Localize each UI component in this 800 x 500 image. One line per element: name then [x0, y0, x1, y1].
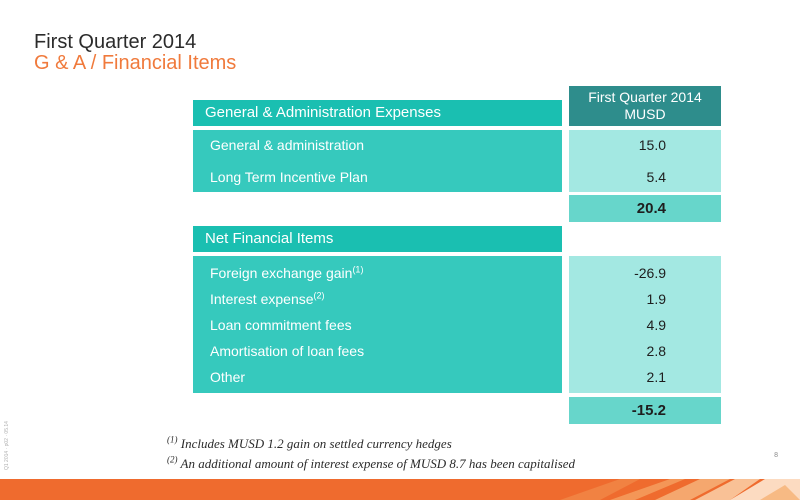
ga-row-value: 5.4 [646, 169, 666, 185]
nfi-row-label: Other [210, 369, 246, 385]
column-header-period: First Quarter 2014 [588, 89, 702, 105]
footnote-marker: (2) [313, 290, 325, 301]
nfi-row-value: 2.8 [646, 343, 666, 359]
nfi-labels-panel: Foreign exchange gain(1) Interest expens… [193, 256, 562, 393]
nfi-row-value: -26.9 [634, 265, 666, 281]
nfi-section-heading: Net Financial Items [193, 226, 562, 252]
ga-total-value: 20.4 [636, 200, 666, 217]
footnote-marker: (1) [167, 434, 178, 445]
footnote-marker: (2) [167, 454, 178, 465]
nfi-heading-label: Net Financial Items [205, 230, 334, 247]
page-number: 8 [774, 452, 778, 459]
ga-labels-panel: General & administration Long Term Incen… [193, 130, 562, 192]
footer-bar [0, 479, 800, 500]
column-header-unit: MUSD [624, 106, 666, 122]
nfi-row-value: 2.1 [646, 369, 666, 385]
footnotes: (1) Includes MUSD 1.2 gain on settled cu… [167, 434, 575, 474]
ga-heading-label: General & Administration Expenses [205, 104, 441, 121]
footnote: (1) Includes MUSD 1.2 gain on settled cu… [167, 434, 452, 451]
ga-row-label: Long Term Incentive Plan [210, 169, 368, 185]
column-header: First Quarter 2014 MUSD [569, 86, 721, 126]
page-title: First Quarter 2014 [34, 31, 197, 53]
footnote: (2) An additional amount of interest exp… [167, 454, 576, 471]
nfi-row-label: Interest expense(2) [210, 290, 325, 307]
nfi-row-label: Foreign exchange gain(1) [210, 264, 364, 281]
nfi-total-cell: -15.2 [569, 397, 721, 424]
nfi-values-panel: -26.9 1.9 4.9 2.8 2.1 [569, 256, 721, 393]
nfi-row-label: Loan commitment fees [210, 317, 352, 333]
ga-row-value: 15.0 [638, 137, 666, 153]
ga-row-label: General & administration [210, 137, 365, 153]
nfi-total-value: -15.2 [631, 402, 666, 419]
ga-section-heading: General & Administration Expenses [193, 100, 562, 126]
document-code: Q1 2014 · p02 · 05.14 [4, 421, 10, 470]
nfi-row-value: 1.9 [646, 291, 666, 307]
footer-pattern-icon [560, 479, 800, 500]
ga-values-panel: 15.0 5.4 [569, 130, 721, 192]
nfi-row-value: 4.9 [646, 317, 666, 333]
ga-total-cell: 20.4 [569, 195, 721, 222]
page-subtitle: G & A / Financial Items [34, 52, 237, 74]
footnote-marker: (1) [352, 264, 364, 275]
nfi-row-label: Amortisation of loan fees [210, 343, 365, 359]
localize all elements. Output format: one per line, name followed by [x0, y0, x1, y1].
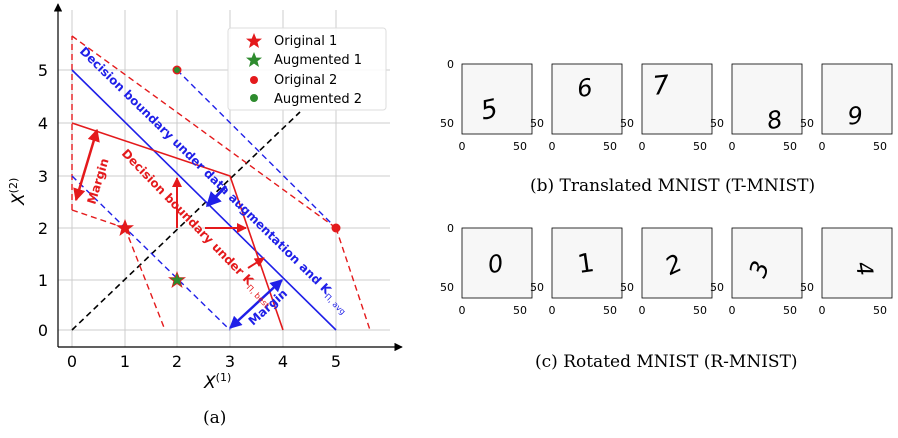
- mnist-panel: 50 0 50 3: [710, 227, 803, 317]
- x-tick: 0: [459, 140, 466, 153]
- x-tick: 0: [549, 140, 556, 153]
- mnist-panel: 50 0 50 1: [530, 227, 623, 317]
- mnist-panel: 0 50 0 50 0: [440, 222, 533, 317]
- legend: Original 1 Augmented 1 Original 2 Augmen…: [227, 27, 387, 111]
- legend-star-red-icon: [246, 33, 262, 48]
- y-tick-label: 2: [38, 219, 48, 238]
- y-tick-label: 4: [38, 114, 48, 133]
- red-margin-label: Margin: [84, 157, 111, 206]
- y-tick-label: 5: [38, 61, 48, 80]
- x-tick: 50: [693, 304, 707, 317]
- y-tick: 0: [447, 222, 454, 235]
- decision-boundary-plot: 0 1 2 3 4 5 0 1 2 3 4 5 X(1) X(2) Margin: [7, 3, 403, 393]
- x-tick: 50: [873, 304, 887, 317]
- mnist-panel: 50 0 50 4: [800, 227, 893, 317]
- x-tick: 50: [513, 140, 527, 153]
- x-tick: 0: [549, 304, 556, 317]
- legend-label: Original 1: [274, 34, 337, 49]
- y-axis-label: X(2): [7, 178, 29, 206]
- x-tick-label: 2: [172, 352, 182, 371]
- y-tick: 50: [710, 117, 724, 130]
- mnist-panel: 0 50 0 50 5: [440, 58, 533, 153]
- x-tick: 0: [729, 140, 736, 153]
- x-tick: 50: [873, 140, 887, 153]
- legend-label: Augmented 1: [274, 53, 362, 68]
- x-tick: 50: [783, 140, 797, 153]
- x-tick: 50: [783, 304, 797, 317]
- handwritten-digit: 1: [576, 248, 597, 280]
- handwritten-digit: 4: [850, 260, 877, 278]
- x-tick-label: 1: [120, 352, 130, 371]
- y-tick: 50: [530, 281, 544, 294]
- x-tick: 0: [729, 304, 736, 317]
- x-tick-label: 4: [278, 352, 288, 371]
- y-tick: 50: [440, 117, 454, 130]
- red-dashed-lines: [71, 35, 371, 331]
- mnist-panel: 50 0 50 8: [710, 63, 803, 153]
- red-decision-boundary: [71, 122, 284, 331]
- blue-arrow: [205, 184, 228, 208]
- x-tick: 0: [459, 304, 466, 317]
- mnist-panel: 50 0 50 2: [620, 227, 713, 317]
- y-tick: 50: [440, 281, 454, 294]
- red-margin-arrow: [73, 128, 100, 202]
- x-tick-label: 3: [225, 352, 235, 371]
- x-tick-label: 0: [67, 352, 77, 371]
- y-tick: 50: [710, 281, 724, 294]
- y-tick: 50: [620, 281, 634, 294]
- y-tick: 50: [800, 281, 814, 294]
- legend-dot-red-icon: [250, 76, 258, 84]
- mnist-panel: 50 0 50 6: [530, 63, 623, 153]
- blue-decision-boundary: [71, 69, 337, 331]
- x-tick: 50: [603, 304, 617, 317]
- mnist-panel: 50 0 50 7: [620, 63, 713, 153]
- augmented-2-point: [174, 67, 180, 73]
- x-tick: 50: [513, 304, 527, 317]
- diagonal-dashed-line: [71, 111, 301, 331]
- legend-dot-green-icon: [250, 94, 258, 102]
- x-tick: 0: [819, 140, 826, 153]
- x-axis-label: X(1): [203, 371, 231, 393]
- mnist-panel: 50 0 50 9: [800, 63, 893, 153]
- blue-margin-arrow: [229, 279, 283, 329]
- handwritten-digit: 6: [575, 73, 594, 103]
- figure-b-caption: (b) Translated MNIST (T-MNIST): [530, 176, 816, 196]
- x-tick: 0: [639, 304, 646, 317]
- augmented-1-point: [170, 273, 184, 286]
- x-tick: 0: [639, 140, 646, 153]
- red-arrow: [247, 257, 265, 269]
- translated-mnist-panels: 0 50 0 50 5 50 0 50 6 50 0 50 7 50 0 50: [440, 58, 893, 153]
- x-tick-label: 5: [331, 352, 341, 371]
- handwritten-digit: 7: [651, 70, 671, 102]
- y-tick: 50: [620, 117, 634, 130]
- x-tick: 50: [603, 140, 617, 153]
- y-tick-label: 3: [38, 167, 48, 186]
- y-tick-label: 0: [38, 321, 48, 340]
- legend-star-green-icon: [246, 52, 262, 67]
- y-tick: 0: [447, 58, 454, 71]
- handwritten-digit: 9: [846, 101, 864, 130]
- y-tick: 50: [530, 117, 544, 130]
- handwritten-digit: 0: [486, 249, 506, 279]
- handwritten-digit: 8: [765, 105, 785, 135]
- figure-a-caption: (a): [203, 408, 227, 428]
- y-tick-label: 1: [38, 271, 48, 290]
- figure-c-caption: (c) Rotated MNIST (R-MNIST): [535, 352, 798, 372]
- handwritten-digit: 5: [478, 94, 500, 127]
- x-tick: 0: [819, 304, 826, 317]
- legend-label: Augmented 2: [274, 92, 362, 107]
- y-tick: 50: [800, 117, 814, 130]
- legend-label: Original 2: [274, 73, 337, 88]
- blue-dashed-lines: [71, 69, 337, 331]
- rotated-mnist-panels: 0 50 0 50 0 50 0 50 1 50 0 50 2 50 0 50 …: [440, 222, 893, 317]
- x-tick: 50: [693, 140, 707, 153]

· · ·

### Direction
Print the lines of the listing above from the one containing "- mnist-panel: 50 0 50 3: [710, 227, 803, 317]" through the one containing "- y-tick-label: 5: [38, 61, 48, 80]", both included, exactly as they appear.

### Written answer
- mnist-panel: 50 0 50 3: [710, 227, 803, 317]
- x-tick: 0: [459, 140, 466, 153]
- x-tick: 0: [549, 140, 556, 153]
- mnist-panel: 50 0 50 1: [530, 227, 623, 317]
- mnist-panel: 0 50 0 50 0: [440, 222, 533, 317]
- legend: Original 1 Augmented 1 Original 2 Augmen…: [227, 27, 387, 111]
- legend-star-red-icon: [246, 33, 262, 48]
- y-tick-label: 2: [38, 219, 48, 238]
- y-tick-label: 4: [38, 114, 48, 133]
- red-margin-label: Margin: [84, 157, 111, 206]
- y-tick-label: 5: [38, 61, 48, 80]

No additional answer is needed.